WHAT THE TASK REQUIRES
Any pictures should be dropped; everything else in the records is to be returned exactly.

TASK MATERIAL
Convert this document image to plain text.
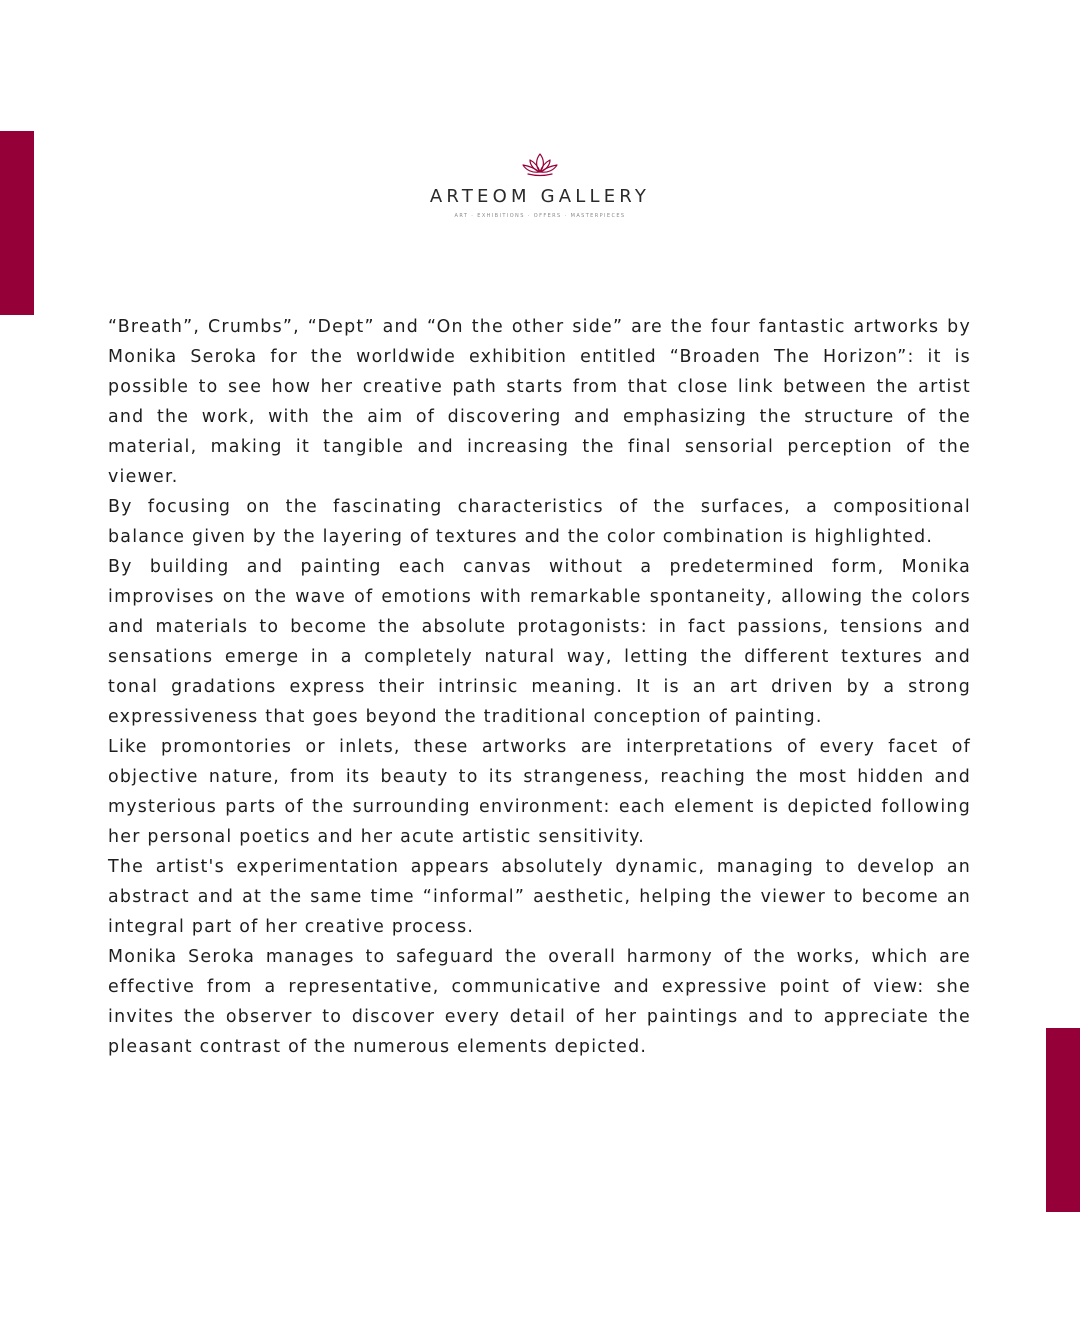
ARTEOM GALLERY
ART · EXHIBITIONS · OFFERS · MASTERPIECES

“Breath”, Crumbs”, “Dept” and “On the other side” are the four fantastic artworks by Monika Seroka for the worldwide exhibition entitled “Broaden The Horizon”: it is possible to see how her creative path starts from that close link between the artist and the work, with the aim of discovering and emphasizing the structure of the material, making it tangible and increasing the final sensorial perception of the viewer.

By focusing on the fascinating characteristics of the surfaces, a compositional balance given by the layering of textures and the color combination is highlighted.

By building and painting each canvas without a predetermined form, Monika improvises on the wave of emotions with remarkable spontaneity, allowing the colors and materials to become the absolute protagonists: in fact passions, tensions and sensations emerge in a completely natural way, letting the different textures and tonal gradations express their intrinsic meaning. It is an art driven by a strong expressiveness that goes beyond the traditional conception of painting.

Like promontories or inlets, these artworks are interpretations of every facet of objective nature, from its beauty to its strangeness, reaching the most hidden and mysterious parts of the surrounding environment: each element is depicted following her personal poetics and her acute artistic sensitivity.

The artist's experimentation appears absolutely dynamic, managing to develop an abstract and at the same time “informal” aesthetic, helping the viewer to become an integral part of her creative process.

Monika Seroka manages to safeguard the overall harmony of the works, which are effective from a representative, communicative and expressive point of view: she invites the observer to discover every detail of her paintings and to appreciate the pleasant contrast of the numerous elements depicted.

TASK RESPONSE
Convert this document image to plain text.
ARTEOM GALLERY
ART · EXHIBITIONS · OFFERS · MASTERPIECES

“Breath”, Crumbs”, “Dept” and “On the other side” are the four fantastic artworks by Monika Seroka for the worldwide exhibition entitled “Broaden The Horizon”: it is possible to see how her creative path starts from that close link between the artist and the work, with the aim of discovering and emphasizing the structure of the material, making it tangible and increasing the final sensorial perception of the viewer.

By focusing on the fascinating characteristics of the surfaces, a compositional balance given by the layering of textures and the color combination is highlighted.

By building and painting each canvas without a predetermined form, Monika improvises on the wave of emotions with remarkable spontaneity, allowing the colors and materials to become the absolute protagonists: in fact passions, tensions and sensations emerge in a completely natural way, letting the different textures and tonal gradations express their intrinsic meaning. It is an art driven by a strong expressiveness that goes beyond the traditional conception of painting.

Like promontories or inlets, these artworks are interpretations of every facet of objective nature, from its beauty to its strangeness, reaching the most hidden and mysterious parts of the surrounding environment: each element is depicted following her personal poetics and her acute artistic sensitivity.

The artist's experimentation appears absolutely dynamic, managing to develop an abstract and at the same time “informal” aesthetic, helping the viewer to become an integral part of her creative process.

Monika Seroka manages to safeguard the overall harmony of the works, which are effective from a representative, communicative and expressive point of view: she invites the observer to discover every detail of her paintings and to appreciate the pleasant contrast of the numerous elements depicted.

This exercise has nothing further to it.